[BEGIN RECORDED INFORMATION]

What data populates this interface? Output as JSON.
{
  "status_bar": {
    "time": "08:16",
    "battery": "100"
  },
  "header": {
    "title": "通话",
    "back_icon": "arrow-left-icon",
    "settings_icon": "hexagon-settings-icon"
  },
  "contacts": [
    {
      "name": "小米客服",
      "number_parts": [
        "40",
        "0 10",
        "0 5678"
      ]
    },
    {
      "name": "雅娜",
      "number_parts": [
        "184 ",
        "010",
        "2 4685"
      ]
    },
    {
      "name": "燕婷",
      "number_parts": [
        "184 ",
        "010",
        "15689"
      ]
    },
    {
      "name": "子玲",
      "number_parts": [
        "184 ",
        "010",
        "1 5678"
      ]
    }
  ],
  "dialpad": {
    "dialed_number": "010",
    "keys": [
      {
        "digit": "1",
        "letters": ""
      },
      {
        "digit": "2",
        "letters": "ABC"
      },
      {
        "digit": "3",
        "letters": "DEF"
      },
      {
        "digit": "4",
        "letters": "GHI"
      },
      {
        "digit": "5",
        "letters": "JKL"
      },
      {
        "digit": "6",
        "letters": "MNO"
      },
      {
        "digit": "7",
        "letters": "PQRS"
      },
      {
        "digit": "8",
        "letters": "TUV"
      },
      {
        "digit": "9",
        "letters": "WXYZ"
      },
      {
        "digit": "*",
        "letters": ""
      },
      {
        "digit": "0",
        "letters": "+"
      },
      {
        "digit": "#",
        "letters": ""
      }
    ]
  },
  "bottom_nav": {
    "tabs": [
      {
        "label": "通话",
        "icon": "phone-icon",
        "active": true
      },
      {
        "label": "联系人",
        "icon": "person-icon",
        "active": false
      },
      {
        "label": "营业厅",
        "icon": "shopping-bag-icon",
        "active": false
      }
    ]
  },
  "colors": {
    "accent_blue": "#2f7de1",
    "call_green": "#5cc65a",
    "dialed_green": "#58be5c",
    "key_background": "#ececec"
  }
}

[END RECORDED INFORMATION]

How many lines in the records above contain the word "digit"? Reply with the number alone.

TASK SOLUTION: 12